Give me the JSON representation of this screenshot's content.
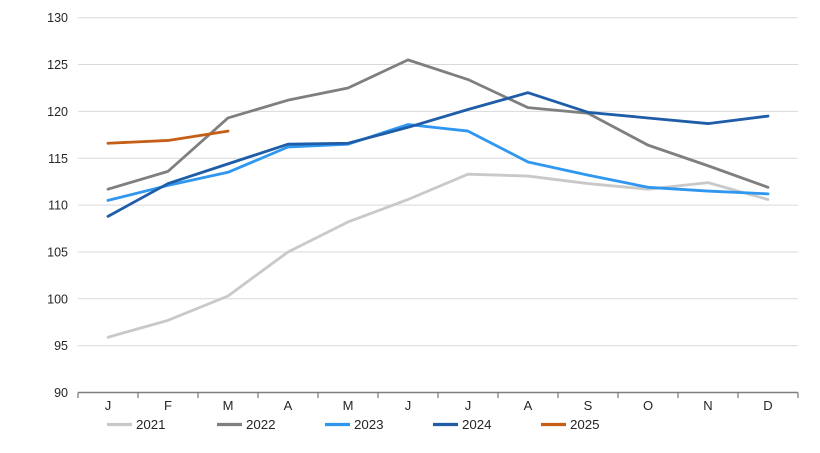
{
  "chart_data": {
    "type": "line",
    "title": "",
    "x_tick_labels": [
      "J",
      "F",
      "M",
      "A",
      "M",
      "J",
      "J",
      "A",
      "S",
      "O",
      "N",
      "D"
    ],
    "y_tick_labels": [
      "90",
      "95",
      "100",
      "105",
      "110",
      "115",
      "120",
      "125",
      "130"
    ],
    "y_axis": {
      "min": 90,
      "max": 130,
      "step": 5
    },
    "grid": "horizontal",
    "legend_position": "bottom",
    "legend_entries": [
      "2021",
      "2022",
      "2023",
      "2024",
      "2025"
    ],
    "series": [
      {
        "name": "2021",
        "color": "#c9c9c9",
        "values": [
          95.9,
          97.7,
          100.3,
          105.0,
          108.2,
          110.6,
          113.3,
          113.1,
          112.3,
          111.7,
          112.4,
          110.6
        ]
      },
      {
        "name": "2022",
        "color": "#7f7f7f",
        "values": [
          111.7,
          113.6,
          119.3,
          121.2,
          122.5,
          125.5,
          123.4,
          120.4,
          119.8,
          116.4,
          114.2,
          111.9
        ]
      },
      {
        "name": "2023",
        "color": "#2f97f0",
        "values": [
          110.5,
          112.1,
          113.5,
          116.2,
          116.5,
          118.6,
          117.9,
          114.6,
          113.2,
          111.9,
          111.5,
          111.2
        ]
      },
      {
        "name": "2024",
        "color": "#1f5da8",
        "values": [
          108.8,
          112.3,
          114.4,
          116.5,
          116.6,
          118.3,
          120.2,
          122.0,
          119.9,
          119.3,
          118.7,
          119.5
        ]
      },
      {
        "name": "2025",
        "color": "#c55f15",
        "values": [
          116.6,
          116.9,
          117.9,
          null,
          null,
          null,
          null,
          null,
          null,
          null,
          null,
          null
        ]
      }
    ],
    "style_colors": {
      "gridline": "#d9d9d9",
      "axis": "#7f7f7f",
      "label": "#262626"
    }
  }
}
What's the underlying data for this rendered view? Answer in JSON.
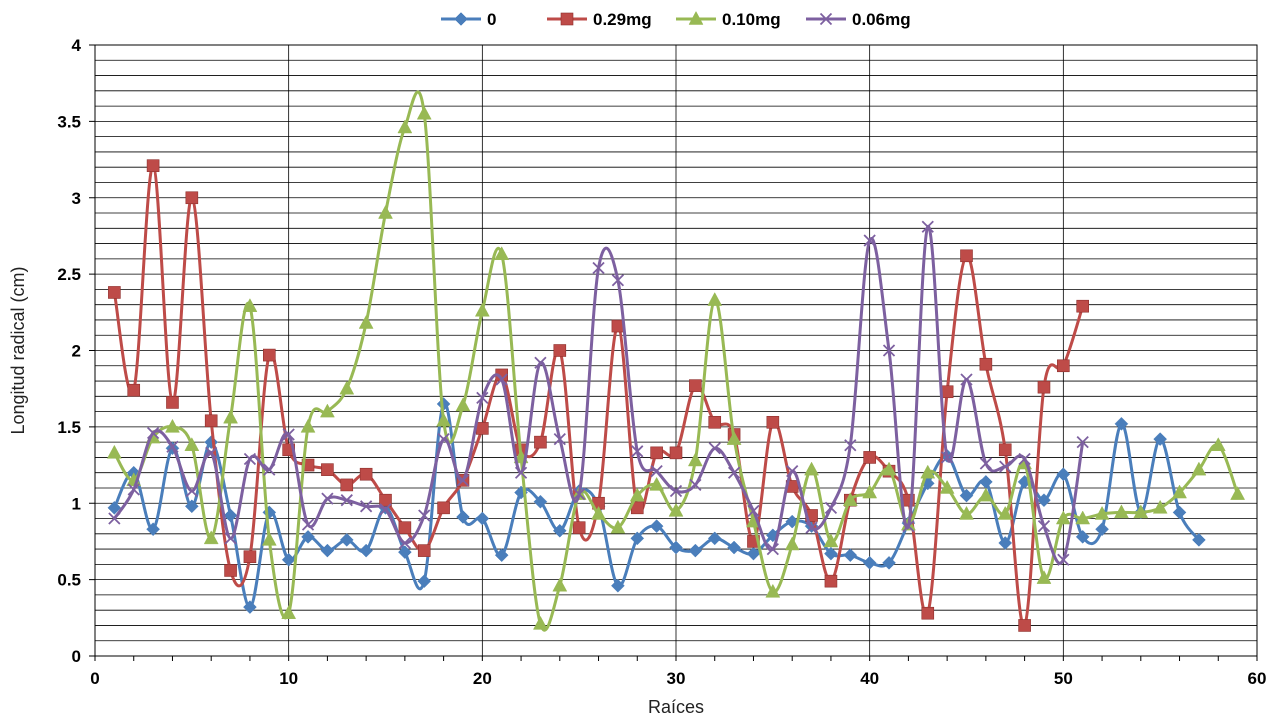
{
  "chart_data": {
    "type": "line",
    "xlabel": "Raíces",
    "ylabel": "Longitud radical (cm)",
    "xlim": [
      0,
      60
    ],
    "ylim": [
      0,
      4
    ],
    "xticks": [
      0,
      10,
      20,
      30,
      40,
      50,
      60
    ],
    "yticks": [
      0,
      0.5,
      1,
      1.5,
      2,
      2.5,
      3,
      3.5,
      4
    ],
    "ytick_labels": [
      "0",
      "0.5",
      "1",
      "1.5",
      "2",
      "2.5",
      "3",
      "3.5",
      "4"
    ],
    "grid": true,
    "legend_position": "top",
    "series": [
      {
        "name": "0",
        "color": "#4a7ebb",
        "marker": "diamond",
        "values": [
          0.97,
          1.2,
          0.83,
          1.36,
          0.98,
          1.4,
          0.92,
          0.32,
          0.94,
          0.63,
          0.78,
          0.69,
          0.76,
          0.69,
          0.97,
          0.68,
          0.49,
          1.65,
          0.91,
          0.9,
          0.66,
          1.07,
          1.01,
          0.82,
          1.08,
          0.98,
          0.46,
          0.77,
          0.85,
          0.71,
          0.69,
          0.77,
          0.71,
          0.67,
          0.79,
          0.88,
          0.85,
          0.67,
          0.66,
          0.61,
          0.61,
          0.87,
          1.13,
          1.31,
          1.05,
          1.14,
          0.74,
          1.14,
          1.02,
          1.19,
          0.78,
          0.83,
          1.52,
          0.94,
          1.42,
          0.94,
          0.76
        ]
      },
      {
        "name": "0.29mg",
        "color": "#be4b48",
        "marker": "square",
        "values": [
          2.38,
          1.74,
          3.21,
          1.66,
          3.0,
          1.54,
          0.56,
          0.65,
          1.97,
          1.35,
          1.25,
          1.22,
          1.12,
          1.19,
          1.02,
          0.84,
          0.69,
          0.97,
          1.15,
          1.49,
          1.84,
          1.35,
          1.4,
          2.0,
          0.84,
          1.0,
          2.16,
          0.97,
          1.33,
          1.33,
          1.77,
          1.53,
          1.45,
          0.75,
          1.53,
          1.11,
          0.92,
          0.49,
          1.02,
          1.3,
          1.21,
          1.02,
          0.28,
          1.73,
          2.62,
          1.91,
          1.35,
          0.2,
          1.76,
          1.9,
          2.29
        ]
      },
      {
        "name": "0.10mg",
        "color": "#98b954",
        "marker": "triangle",
        "values": [
          1.33,
          1.15,
          1.43,
          1.5,
          1.38,
          0.77,
          1.56,
          2.29,
          0.76,
          0.28,
          1.5,
          1.6,
          1.75,
          2.18,
          2.9,
          3.46,
          3.55,
          1.54,
          1.64,
          2.26,
          2.63,
          1.3,
          0.21,
          0.46,
          1.06,
          0.93,
          0.84,
          1.05,
          1.12,
          0.95,
          1.28,
          2.33,
          1.42,
          0.88,
          0.42,
          0.73,
          1.22,
          0.75,
          1.02,
          1.07,
          1.22,
          0.86,
          1.2,
          1.1,
          0.93,
          1.05,
          0.93,
          1.26,
          0.51,
          0.9,
          0.9,
          0.93,
          0.94,
          0.94,
          0.97,
          1.07,
          1.22,
          1.38,
          1.06
        ]
      },
      {
        "name": "0.06mg",
        "color": "#7d60a0",
        "marker": "x",
        "values": [
          0.9,
          1.09,
          1.46,
          1.37,
          1.08,
          1.33,
          0.77,
          1.29,
          1.22,
          1.45,
          0.86,
          1.03,
          1.02,
          0.98,
          0.96,
          0.74,
          0.92,
          1.42,
          1.15,
          1.69,
          1.81,
          1.2,
          1.92,
          1.42,
          1.06,
          2.54,
          2.46,
          1.34,
          1.21,
          1.08,
          1.12,
          1.36,
          1.2,
          0.95,
          0.7,
          1.21,
          0.84,
          0.97,
          1.38,
          2.72,
          2.0,
          0.85,
          2.81,
          1.3,
          1.81,
          1.26,
          1.24,
          1.29,
          0.85,
          0.63,
          1.4
        ]
      }
    ]
  }
}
* * * * *
**Goal:**
Return each line where "marker" shows up.

**Answer for the task:**
        "marker": "diamond",
        "marker": "square",
        "marker": "triangle",
        "marker": "x",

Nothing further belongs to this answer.